• **TUGAS SINGKAT A**
Menurut kutipan terpilih tentang hubungan dengan saudara ipar, orang tua penulis tinggal bersama siapa?
• **TUGAS SINGKAT B**
Apa terjemahan bahasa Inggris dari kalimat "Saya pernah berada di 2 sepatu yang berbeda sekaligus." dalam kutipan terpilih?

• **KUTIPAN TERPILIH**
- - - -

Saya seorang menantu yang tinggal sama mertua. Saya juga punya orang tua yang tinggal bersama saudara ipar saya. Saya juga punya saudara ipar dari suami saya yang tinggal di tempat yang berbeda. Jadi posisi saya sebagai menantu yang kadang kedatangan saudara ipar, dan juga jadi saudara ipar yang kadang pulang ke rumah orang tuanya. Saya pernah berada di 2 sepatu yang berbeda sekaligus. Lantas bagaimana cerita saya dengan para saudara ipar tersebut?

- - - -

• **MATERI YANG DISEDIAKAN**

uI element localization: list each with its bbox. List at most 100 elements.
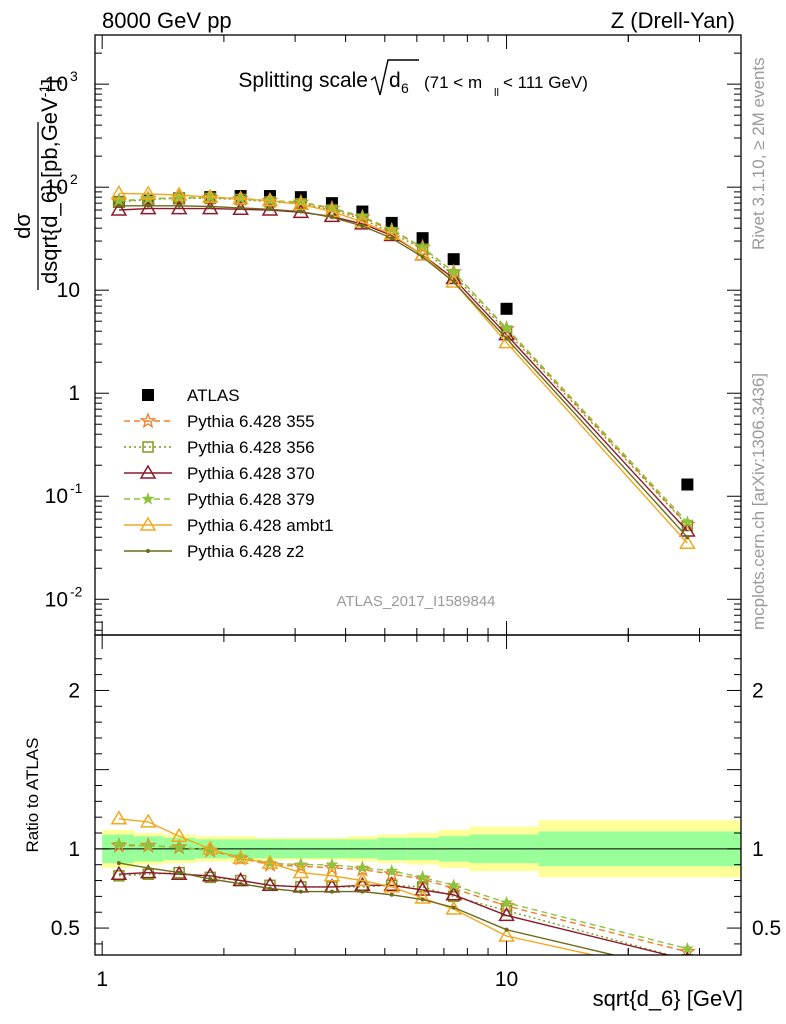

- - - -

• **JAWABAN YANG DIHARAPKAN A**
Bersama saudara ipar penulis.

• **JAWABAN YANG DIHARAPKAN B**
I have been in two different shoes at the same time.